— What to work on —
Below are some records; work out how many of their lines contain "zarabiać" and give the number only.

Data listing
╭──

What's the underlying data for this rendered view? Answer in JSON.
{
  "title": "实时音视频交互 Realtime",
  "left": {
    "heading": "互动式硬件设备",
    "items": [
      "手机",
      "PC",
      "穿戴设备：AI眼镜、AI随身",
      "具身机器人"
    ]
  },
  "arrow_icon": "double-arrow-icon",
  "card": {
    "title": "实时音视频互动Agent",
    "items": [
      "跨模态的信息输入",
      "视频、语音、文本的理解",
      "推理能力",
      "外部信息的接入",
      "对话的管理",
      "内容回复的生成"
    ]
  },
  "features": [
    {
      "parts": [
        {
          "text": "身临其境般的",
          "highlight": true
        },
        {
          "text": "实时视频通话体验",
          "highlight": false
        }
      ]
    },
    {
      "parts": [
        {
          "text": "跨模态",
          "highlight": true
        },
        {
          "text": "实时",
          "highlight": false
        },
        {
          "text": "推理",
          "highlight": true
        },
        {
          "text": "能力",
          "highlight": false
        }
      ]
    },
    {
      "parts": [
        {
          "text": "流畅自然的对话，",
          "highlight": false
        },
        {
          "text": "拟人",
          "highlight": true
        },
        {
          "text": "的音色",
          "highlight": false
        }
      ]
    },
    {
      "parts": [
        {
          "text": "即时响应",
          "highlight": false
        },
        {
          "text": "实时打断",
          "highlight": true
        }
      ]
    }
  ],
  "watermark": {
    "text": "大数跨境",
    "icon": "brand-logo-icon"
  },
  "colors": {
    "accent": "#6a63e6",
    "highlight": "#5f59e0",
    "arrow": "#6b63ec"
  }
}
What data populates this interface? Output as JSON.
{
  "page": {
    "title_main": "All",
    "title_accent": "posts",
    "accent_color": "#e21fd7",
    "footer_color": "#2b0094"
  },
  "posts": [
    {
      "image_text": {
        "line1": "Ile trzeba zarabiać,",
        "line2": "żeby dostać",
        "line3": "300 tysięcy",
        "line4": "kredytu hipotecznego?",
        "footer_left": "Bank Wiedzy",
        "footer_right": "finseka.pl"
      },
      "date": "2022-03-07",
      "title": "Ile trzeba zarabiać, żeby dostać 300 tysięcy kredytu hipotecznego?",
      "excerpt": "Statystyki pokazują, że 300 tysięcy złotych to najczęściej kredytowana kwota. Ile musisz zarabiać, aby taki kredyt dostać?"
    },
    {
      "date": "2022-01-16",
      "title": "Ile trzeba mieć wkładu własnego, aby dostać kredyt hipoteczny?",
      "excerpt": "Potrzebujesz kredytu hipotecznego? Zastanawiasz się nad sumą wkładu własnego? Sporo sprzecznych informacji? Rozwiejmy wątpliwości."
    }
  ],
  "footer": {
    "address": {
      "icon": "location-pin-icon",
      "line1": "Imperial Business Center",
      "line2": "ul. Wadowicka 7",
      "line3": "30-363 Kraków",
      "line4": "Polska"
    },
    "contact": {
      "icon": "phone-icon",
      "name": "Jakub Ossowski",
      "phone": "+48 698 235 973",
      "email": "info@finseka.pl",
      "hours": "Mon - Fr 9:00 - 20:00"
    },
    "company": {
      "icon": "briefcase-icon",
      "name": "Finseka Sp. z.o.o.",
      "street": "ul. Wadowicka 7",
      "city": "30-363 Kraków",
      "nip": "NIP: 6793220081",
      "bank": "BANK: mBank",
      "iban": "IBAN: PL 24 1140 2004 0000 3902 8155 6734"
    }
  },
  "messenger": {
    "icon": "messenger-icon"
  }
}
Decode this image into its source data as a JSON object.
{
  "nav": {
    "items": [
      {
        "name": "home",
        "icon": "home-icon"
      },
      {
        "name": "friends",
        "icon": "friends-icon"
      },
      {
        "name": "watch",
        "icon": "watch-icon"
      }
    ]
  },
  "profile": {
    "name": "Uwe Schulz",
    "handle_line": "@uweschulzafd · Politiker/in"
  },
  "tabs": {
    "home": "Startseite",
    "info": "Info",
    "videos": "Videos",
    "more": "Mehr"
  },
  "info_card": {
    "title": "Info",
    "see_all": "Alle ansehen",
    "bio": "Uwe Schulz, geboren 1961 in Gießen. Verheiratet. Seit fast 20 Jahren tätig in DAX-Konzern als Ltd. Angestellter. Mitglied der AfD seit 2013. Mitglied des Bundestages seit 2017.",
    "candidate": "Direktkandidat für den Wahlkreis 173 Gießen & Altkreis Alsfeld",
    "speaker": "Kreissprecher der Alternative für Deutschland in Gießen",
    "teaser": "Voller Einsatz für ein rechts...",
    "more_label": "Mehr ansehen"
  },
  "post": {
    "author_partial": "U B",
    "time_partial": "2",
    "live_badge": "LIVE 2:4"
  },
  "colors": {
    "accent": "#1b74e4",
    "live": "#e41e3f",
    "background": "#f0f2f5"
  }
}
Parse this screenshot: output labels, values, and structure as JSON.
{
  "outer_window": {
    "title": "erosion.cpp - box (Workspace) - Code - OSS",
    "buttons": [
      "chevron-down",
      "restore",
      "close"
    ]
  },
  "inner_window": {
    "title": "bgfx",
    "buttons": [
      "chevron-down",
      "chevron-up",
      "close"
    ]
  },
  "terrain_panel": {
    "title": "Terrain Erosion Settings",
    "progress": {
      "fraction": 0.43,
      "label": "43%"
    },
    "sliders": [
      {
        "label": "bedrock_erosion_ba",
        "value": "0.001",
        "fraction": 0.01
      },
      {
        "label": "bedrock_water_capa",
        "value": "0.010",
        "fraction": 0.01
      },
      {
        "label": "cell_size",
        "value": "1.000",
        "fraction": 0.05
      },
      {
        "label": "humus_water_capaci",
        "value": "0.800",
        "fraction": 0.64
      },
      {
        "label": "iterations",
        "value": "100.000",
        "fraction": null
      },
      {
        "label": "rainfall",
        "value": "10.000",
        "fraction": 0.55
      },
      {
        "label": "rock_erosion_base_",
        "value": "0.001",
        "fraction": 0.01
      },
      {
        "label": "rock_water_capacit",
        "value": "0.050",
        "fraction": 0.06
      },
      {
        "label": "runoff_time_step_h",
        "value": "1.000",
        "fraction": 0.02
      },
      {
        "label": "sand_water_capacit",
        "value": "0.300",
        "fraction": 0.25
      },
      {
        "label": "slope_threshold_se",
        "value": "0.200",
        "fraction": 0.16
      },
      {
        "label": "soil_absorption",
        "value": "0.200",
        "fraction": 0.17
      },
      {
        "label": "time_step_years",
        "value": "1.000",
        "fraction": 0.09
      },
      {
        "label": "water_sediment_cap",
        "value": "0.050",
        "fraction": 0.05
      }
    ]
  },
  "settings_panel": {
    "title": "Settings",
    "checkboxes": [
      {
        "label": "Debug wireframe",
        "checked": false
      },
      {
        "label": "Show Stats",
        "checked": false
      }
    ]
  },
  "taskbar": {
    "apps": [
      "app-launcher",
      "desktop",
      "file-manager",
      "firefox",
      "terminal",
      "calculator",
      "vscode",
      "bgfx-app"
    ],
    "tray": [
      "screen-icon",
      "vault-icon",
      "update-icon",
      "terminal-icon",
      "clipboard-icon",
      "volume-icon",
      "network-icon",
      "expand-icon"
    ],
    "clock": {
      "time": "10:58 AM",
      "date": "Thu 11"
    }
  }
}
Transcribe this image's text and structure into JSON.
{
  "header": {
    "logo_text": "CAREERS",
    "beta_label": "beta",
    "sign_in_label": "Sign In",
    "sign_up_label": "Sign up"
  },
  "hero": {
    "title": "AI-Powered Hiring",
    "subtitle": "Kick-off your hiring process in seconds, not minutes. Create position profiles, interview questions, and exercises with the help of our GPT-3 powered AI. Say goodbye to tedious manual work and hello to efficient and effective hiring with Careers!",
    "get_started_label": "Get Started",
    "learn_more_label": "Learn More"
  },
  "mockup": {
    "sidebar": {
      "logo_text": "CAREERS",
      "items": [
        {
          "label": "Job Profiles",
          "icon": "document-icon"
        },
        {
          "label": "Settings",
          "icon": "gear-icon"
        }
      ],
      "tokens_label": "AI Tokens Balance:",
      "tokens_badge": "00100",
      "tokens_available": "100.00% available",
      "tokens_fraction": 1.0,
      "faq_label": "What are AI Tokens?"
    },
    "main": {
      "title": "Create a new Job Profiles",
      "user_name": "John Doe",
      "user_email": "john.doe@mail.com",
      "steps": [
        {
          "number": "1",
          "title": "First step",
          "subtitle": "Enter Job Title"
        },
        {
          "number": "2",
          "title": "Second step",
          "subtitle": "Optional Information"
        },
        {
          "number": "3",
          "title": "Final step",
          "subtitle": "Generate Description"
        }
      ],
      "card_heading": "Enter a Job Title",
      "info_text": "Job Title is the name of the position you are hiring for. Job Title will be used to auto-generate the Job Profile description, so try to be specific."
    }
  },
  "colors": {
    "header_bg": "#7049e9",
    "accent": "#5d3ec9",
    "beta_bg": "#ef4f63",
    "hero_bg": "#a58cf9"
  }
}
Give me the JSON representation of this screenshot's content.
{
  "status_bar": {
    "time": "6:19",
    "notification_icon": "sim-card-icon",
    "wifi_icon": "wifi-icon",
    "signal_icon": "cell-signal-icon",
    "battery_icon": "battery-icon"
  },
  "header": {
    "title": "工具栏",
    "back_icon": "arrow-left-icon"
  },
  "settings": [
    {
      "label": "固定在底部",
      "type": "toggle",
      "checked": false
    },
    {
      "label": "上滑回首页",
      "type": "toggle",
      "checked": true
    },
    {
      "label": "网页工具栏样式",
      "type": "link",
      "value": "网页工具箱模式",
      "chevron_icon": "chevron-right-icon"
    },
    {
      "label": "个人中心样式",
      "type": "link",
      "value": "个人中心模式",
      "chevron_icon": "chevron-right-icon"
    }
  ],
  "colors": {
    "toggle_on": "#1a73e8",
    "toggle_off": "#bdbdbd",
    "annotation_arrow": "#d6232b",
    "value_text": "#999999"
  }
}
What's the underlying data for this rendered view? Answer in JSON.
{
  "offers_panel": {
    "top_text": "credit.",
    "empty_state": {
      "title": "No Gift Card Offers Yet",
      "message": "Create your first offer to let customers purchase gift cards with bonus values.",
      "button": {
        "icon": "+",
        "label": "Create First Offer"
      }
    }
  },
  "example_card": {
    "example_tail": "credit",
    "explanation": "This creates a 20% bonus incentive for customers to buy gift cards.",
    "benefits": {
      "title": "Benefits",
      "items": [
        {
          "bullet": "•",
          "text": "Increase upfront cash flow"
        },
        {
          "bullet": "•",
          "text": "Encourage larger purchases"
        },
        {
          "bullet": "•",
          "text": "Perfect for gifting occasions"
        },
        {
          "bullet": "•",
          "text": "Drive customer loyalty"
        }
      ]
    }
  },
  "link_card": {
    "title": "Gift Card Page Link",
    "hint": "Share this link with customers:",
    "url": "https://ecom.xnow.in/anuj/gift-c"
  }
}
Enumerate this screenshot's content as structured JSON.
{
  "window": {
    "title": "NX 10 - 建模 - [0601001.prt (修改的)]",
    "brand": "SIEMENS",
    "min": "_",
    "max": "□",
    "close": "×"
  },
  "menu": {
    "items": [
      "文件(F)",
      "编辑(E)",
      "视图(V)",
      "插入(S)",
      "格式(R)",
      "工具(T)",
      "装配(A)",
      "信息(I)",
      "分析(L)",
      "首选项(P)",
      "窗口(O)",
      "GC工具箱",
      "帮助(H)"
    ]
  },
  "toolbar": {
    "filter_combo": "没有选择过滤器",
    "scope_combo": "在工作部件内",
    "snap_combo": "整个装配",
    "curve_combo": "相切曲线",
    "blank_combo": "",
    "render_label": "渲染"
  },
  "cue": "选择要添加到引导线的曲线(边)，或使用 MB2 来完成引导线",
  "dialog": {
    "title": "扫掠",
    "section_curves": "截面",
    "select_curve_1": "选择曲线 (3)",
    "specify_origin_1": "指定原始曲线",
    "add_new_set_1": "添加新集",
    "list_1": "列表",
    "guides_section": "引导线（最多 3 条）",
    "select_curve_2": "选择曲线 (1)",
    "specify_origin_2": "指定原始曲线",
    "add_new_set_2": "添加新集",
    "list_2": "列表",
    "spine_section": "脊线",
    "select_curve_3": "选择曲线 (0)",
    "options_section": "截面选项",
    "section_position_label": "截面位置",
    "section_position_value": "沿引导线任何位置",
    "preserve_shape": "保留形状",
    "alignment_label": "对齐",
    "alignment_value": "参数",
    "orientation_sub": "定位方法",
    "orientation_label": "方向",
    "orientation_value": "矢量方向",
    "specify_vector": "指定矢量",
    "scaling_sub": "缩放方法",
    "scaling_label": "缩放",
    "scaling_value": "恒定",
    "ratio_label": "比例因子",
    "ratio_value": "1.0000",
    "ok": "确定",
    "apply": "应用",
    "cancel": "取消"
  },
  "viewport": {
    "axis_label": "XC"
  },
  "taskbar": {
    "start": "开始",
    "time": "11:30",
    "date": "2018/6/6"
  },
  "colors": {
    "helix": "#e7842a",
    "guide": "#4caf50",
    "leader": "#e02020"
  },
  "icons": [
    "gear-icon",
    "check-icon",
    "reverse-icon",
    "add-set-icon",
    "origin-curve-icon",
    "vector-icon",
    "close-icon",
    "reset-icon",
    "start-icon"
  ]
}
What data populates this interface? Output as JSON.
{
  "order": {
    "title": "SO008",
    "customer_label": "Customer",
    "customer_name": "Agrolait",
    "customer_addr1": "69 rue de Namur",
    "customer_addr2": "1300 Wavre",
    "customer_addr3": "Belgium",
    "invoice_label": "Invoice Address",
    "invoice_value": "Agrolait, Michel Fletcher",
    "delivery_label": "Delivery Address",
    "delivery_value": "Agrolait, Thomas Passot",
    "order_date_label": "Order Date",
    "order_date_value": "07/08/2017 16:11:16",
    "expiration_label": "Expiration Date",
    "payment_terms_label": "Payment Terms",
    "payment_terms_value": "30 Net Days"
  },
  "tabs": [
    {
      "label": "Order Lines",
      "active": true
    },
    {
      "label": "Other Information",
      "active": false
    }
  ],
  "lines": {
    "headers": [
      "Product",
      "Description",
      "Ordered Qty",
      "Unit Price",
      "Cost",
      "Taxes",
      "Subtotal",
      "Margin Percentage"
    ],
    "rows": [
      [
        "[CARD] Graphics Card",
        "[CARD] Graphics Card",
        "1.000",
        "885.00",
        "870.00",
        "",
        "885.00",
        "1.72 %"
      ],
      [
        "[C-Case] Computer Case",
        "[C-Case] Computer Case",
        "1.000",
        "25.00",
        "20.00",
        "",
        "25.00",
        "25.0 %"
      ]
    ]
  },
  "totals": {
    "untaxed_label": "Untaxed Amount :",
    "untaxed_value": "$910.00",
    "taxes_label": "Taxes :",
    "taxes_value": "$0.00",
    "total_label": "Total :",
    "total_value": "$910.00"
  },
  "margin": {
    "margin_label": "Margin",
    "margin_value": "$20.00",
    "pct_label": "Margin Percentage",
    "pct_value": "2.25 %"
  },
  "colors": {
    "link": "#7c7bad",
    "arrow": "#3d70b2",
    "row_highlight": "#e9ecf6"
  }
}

╰──

— Complete response —
3